Entries taken from a collection:
::::

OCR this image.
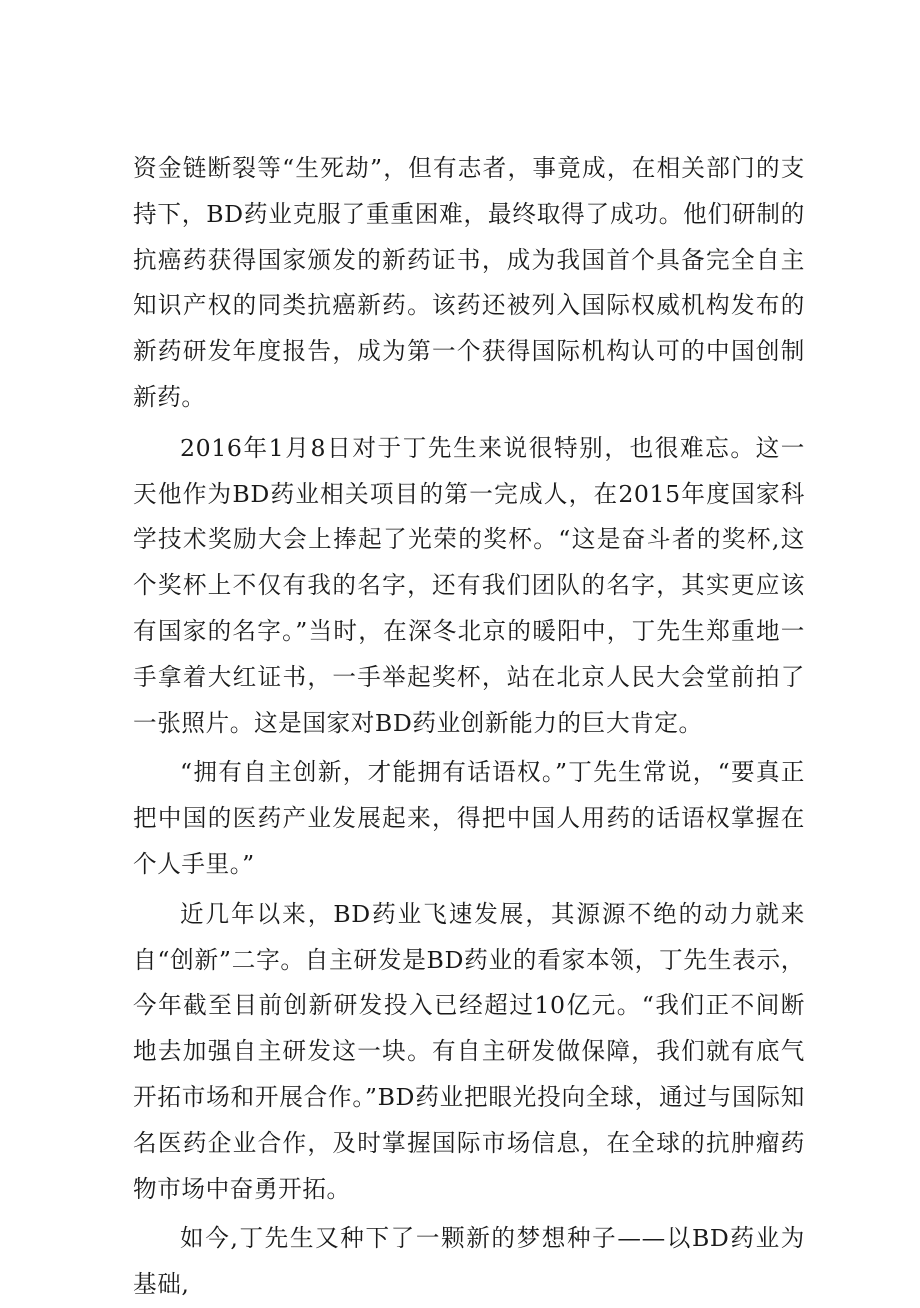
资金链断裂等“生死劫”，但有志者，事竟成，在相关部门的支持下，BD药业克服了重重困难，最终取得了成功。他们研制的抗癌药获得国家颁发的新药证书，成为我国首个具备完全自主知识产权的同类抗癌新药。该药还被列入国际权威机构发布的新药研发年度报告，成为第一个获得国际机构认可的中国创制新药。

2016年1月8日对于丁先生来说很特别，也很难忘。这一天他作为BD药业相关项目的第一完成人，在2015年度国家科学技术奖励大会上捧起了光荣的奖杯。“这是奋斗者的奖杯,这个奖杯上不仅有我的名字，还有我们团队的名字，其实更应该有国家的名字。”当时，在深冬北京的暖阳中，丁先生郑重地一手拿着大红证书，一手举起奖杯，站在北京人民大会堂前拍了一张照片。这是国家对BD药业创新能力的巨大肯定。

“拥有自主创新，才能拥有话语权。”丁先生常说，“要真正把中国的医药产业发展起来，得把中国人用药的话语权掌握在个人手里。”

近几年以来，BD药业飞速发展，其源源不绝的动力就来自“创新”二字。自主研发是BD药业的看家本领，丁先生表示，今年截至目前创新研发投入已经超过10亿元。“我们正不间断地去加强自主研发这一块。有自主研发做保障，我们就有底气开拓市场和开展合作。”BD药业把眼光投向全球，通过与国际知名医药企业合作，及时掌握国际市场信息，在全球的抗肿瘤药物市场中奋勇开拓。

如今,丁先生又种下了一颗新的梦想种子——以BD药业为基础,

::::

■ **Task instructions**: Reproduce the material word for word, minus the images.

■ **Result**:
OCR this image.
资金链断裂等“生死劫”，但有志者，事竟成，在相关部门的支持下，BD药业克服了重重困难，最终取得了成功。他们研制的抗癌药获得国家颁发的新药证书，成为我国首个具备完全自主知识产权的同类抗癌新药。该药还被列入国际权威机构发布的新药研发年度报告，成为第一个获得国际机构认可的中国创制新药。

2016年1月8日对于丁先生来说很特别，也很难忘。这一天他作为BD药业相关项目的第一完成人，在2015年度国家科学技术奖励大会上捧起了光荣的奖杯。“这是奋斗者的奖杯,这个奖杯上不仅有我的名字，还有我们团队的名字，其实更应该有国家的名字。”当时，在深冬北京的暖阳中，丁先生郑重地一手拿着大红证书，一手举起奖杯，站在北京人民大会堂前拍了一张照片。这是国家对BD药业创新能力的巨大肯定。

“拥有自主创新，才能拥有话语权。”丁先生常说，“要真正把中国的医药产业发展起来，得把中国人用药的话语权掌握在个人手里。”

近几年以来，BD药业飞速发展，其源源不绝的动力就来自“创新”二字。自主研发是BD药业的看家本领，丁先生表示，今年截至目前创新研发投入已经超过10亿元。“我们正不间断地去加强自主研发这一块。有自主研发做保障，我们就有底气开拓市场和开展合作。”BD药业把眼光投向全球，通过与国际知名医药企业合作，及时掌握国际市场信息，在全球的抗肿瘤药物市场中奋勇开拓。

如今,丁先生又种下了一颗新的梦想种子——以BD药业为基础,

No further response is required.